* _Data listing_
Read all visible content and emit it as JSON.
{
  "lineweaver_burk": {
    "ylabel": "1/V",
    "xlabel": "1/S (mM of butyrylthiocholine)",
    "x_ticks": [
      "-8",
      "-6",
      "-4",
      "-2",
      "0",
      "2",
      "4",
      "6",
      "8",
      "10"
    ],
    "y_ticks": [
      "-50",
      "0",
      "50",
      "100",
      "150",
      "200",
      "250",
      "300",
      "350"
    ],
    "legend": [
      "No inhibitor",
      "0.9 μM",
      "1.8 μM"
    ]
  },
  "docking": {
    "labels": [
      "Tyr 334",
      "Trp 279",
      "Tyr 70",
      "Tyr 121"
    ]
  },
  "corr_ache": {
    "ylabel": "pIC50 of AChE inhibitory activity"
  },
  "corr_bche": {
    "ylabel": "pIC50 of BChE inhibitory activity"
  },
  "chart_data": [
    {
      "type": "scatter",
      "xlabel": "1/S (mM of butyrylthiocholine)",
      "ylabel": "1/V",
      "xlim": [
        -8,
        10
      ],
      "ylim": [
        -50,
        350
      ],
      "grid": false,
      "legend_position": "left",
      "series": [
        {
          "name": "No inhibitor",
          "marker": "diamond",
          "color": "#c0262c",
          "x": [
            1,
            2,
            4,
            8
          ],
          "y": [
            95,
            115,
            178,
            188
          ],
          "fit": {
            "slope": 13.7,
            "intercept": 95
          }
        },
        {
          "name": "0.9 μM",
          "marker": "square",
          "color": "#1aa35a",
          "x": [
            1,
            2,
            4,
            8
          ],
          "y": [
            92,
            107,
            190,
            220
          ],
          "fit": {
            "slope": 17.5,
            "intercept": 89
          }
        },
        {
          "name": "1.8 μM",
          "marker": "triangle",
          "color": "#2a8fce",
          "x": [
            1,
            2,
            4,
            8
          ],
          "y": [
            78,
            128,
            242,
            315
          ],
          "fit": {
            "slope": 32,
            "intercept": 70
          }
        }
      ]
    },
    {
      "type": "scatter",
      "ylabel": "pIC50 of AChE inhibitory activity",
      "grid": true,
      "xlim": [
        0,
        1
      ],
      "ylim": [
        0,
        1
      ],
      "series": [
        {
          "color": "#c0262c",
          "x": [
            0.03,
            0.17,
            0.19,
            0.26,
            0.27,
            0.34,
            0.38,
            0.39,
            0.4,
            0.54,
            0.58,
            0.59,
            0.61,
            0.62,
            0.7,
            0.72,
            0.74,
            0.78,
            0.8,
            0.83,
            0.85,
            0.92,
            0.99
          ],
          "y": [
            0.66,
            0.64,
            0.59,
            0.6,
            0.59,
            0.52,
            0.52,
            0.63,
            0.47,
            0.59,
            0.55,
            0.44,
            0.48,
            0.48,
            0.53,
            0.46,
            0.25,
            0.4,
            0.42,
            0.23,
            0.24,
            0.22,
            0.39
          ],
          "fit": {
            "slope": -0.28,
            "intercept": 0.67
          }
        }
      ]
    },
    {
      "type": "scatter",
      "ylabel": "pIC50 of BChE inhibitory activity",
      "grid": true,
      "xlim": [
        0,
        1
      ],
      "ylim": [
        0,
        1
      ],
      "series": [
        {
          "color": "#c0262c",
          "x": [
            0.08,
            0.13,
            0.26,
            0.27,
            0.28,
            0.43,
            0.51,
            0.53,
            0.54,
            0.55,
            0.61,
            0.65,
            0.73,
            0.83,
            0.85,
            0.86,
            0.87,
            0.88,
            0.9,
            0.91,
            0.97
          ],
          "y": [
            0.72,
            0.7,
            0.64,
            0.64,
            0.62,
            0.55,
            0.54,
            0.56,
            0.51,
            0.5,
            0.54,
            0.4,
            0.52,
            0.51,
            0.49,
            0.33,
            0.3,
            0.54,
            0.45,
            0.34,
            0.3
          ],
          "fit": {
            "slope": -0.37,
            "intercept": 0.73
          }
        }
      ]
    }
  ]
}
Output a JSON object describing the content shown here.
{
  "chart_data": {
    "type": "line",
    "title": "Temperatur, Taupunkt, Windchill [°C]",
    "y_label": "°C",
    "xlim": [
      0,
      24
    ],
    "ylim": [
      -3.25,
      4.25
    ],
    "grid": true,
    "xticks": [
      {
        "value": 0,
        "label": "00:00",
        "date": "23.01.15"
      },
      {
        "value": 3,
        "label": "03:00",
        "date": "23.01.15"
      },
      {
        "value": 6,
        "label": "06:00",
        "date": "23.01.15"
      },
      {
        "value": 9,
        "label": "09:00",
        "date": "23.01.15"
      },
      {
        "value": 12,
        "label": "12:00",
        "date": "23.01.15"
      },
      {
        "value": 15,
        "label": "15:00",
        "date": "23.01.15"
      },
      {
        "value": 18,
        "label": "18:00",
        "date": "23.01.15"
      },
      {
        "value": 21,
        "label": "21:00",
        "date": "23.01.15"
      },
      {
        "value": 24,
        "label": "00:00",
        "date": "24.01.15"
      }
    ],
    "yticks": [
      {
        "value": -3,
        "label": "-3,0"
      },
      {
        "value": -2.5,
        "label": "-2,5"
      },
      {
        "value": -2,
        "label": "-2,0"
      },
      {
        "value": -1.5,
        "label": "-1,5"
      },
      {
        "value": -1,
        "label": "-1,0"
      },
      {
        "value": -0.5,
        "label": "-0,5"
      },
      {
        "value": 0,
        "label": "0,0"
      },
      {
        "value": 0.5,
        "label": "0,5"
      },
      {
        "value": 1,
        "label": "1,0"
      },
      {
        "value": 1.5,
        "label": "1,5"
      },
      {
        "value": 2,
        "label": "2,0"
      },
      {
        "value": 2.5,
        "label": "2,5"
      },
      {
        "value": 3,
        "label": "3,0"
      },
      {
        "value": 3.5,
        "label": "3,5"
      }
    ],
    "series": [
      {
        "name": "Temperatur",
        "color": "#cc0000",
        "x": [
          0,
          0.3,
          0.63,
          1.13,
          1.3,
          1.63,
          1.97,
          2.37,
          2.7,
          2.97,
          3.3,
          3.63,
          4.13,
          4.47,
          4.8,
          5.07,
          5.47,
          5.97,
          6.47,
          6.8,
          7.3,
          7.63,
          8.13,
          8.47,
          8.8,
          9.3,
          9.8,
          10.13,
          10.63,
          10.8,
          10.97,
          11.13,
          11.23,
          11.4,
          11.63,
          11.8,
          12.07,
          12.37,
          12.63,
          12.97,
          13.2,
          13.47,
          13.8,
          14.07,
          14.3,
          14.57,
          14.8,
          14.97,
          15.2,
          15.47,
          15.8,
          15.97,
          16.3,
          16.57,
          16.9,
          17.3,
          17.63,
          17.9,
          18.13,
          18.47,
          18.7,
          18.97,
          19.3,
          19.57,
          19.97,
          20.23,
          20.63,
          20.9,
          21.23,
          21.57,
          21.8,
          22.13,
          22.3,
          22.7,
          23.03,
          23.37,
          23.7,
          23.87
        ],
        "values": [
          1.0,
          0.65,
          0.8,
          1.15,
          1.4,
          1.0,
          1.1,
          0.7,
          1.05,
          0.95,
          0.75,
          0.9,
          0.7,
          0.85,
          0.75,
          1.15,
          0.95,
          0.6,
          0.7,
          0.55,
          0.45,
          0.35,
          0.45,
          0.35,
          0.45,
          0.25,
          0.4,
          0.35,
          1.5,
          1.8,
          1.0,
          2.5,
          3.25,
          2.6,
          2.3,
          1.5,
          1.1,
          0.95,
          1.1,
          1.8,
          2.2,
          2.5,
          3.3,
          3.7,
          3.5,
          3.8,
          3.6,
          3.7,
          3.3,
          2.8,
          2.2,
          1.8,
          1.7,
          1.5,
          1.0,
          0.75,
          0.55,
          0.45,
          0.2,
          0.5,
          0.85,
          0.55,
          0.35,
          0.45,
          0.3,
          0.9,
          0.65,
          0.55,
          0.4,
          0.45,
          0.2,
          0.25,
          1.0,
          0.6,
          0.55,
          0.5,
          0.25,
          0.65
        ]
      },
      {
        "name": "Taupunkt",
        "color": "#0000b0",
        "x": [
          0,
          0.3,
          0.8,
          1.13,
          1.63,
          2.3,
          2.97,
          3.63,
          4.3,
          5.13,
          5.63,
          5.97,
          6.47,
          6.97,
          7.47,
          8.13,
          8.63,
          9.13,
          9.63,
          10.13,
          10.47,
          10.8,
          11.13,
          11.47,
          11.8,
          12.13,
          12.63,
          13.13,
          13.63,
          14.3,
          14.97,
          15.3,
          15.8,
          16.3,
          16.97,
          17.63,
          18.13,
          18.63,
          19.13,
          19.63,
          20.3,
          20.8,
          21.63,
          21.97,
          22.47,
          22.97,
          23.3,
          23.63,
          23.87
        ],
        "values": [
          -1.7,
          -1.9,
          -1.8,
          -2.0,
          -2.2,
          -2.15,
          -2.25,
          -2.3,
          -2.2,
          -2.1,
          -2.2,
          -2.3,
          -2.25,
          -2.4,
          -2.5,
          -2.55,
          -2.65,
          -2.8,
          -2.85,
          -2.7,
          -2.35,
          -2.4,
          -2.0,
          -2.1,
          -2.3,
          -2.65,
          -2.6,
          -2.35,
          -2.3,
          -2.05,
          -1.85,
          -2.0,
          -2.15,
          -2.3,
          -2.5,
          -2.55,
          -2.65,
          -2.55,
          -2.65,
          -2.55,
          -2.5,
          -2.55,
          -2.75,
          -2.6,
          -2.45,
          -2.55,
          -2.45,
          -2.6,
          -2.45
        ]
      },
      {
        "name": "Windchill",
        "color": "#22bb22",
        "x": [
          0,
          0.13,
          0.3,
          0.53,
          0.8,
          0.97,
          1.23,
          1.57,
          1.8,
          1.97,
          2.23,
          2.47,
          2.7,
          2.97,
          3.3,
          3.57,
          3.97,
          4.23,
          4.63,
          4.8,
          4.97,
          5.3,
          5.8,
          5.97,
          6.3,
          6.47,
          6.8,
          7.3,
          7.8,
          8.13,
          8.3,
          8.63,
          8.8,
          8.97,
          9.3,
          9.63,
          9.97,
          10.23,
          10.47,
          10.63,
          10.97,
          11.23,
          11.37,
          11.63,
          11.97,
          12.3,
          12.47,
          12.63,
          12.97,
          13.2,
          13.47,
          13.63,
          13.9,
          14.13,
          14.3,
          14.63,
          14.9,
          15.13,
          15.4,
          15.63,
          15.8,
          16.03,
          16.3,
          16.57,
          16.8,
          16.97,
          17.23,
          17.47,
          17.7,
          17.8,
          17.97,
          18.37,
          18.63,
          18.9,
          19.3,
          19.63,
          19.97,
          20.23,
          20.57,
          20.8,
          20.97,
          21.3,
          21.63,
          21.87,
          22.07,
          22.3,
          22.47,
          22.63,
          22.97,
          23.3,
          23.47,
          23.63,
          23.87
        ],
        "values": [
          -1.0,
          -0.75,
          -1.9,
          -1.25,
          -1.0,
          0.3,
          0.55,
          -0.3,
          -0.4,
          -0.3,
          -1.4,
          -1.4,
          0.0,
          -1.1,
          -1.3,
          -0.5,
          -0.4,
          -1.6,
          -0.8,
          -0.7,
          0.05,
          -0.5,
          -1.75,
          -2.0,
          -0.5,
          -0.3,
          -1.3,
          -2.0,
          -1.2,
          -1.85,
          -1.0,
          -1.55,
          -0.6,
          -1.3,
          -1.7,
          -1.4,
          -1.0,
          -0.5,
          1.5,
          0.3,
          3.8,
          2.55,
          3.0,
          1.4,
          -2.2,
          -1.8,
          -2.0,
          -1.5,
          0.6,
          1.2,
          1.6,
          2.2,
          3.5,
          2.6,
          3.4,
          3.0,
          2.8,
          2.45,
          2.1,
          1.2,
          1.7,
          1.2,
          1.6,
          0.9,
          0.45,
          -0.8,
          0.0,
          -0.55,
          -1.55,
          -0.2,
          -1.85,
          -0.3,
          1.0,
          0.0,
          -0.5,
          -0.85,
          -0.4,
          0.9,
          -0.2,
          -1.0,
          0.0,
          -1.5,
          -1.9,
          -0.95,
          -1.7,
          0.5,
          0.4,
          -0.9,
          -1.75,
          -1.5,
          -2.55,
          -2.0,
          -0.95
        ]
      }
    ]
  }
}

* _What the task asks_
From the entries, report each line that includes the word "intercept".

* _Task solution_
            "intercept": 95
            "intercept": 89
            "intercept": 70
            "intercept": 0.67
            "intercept": 0.73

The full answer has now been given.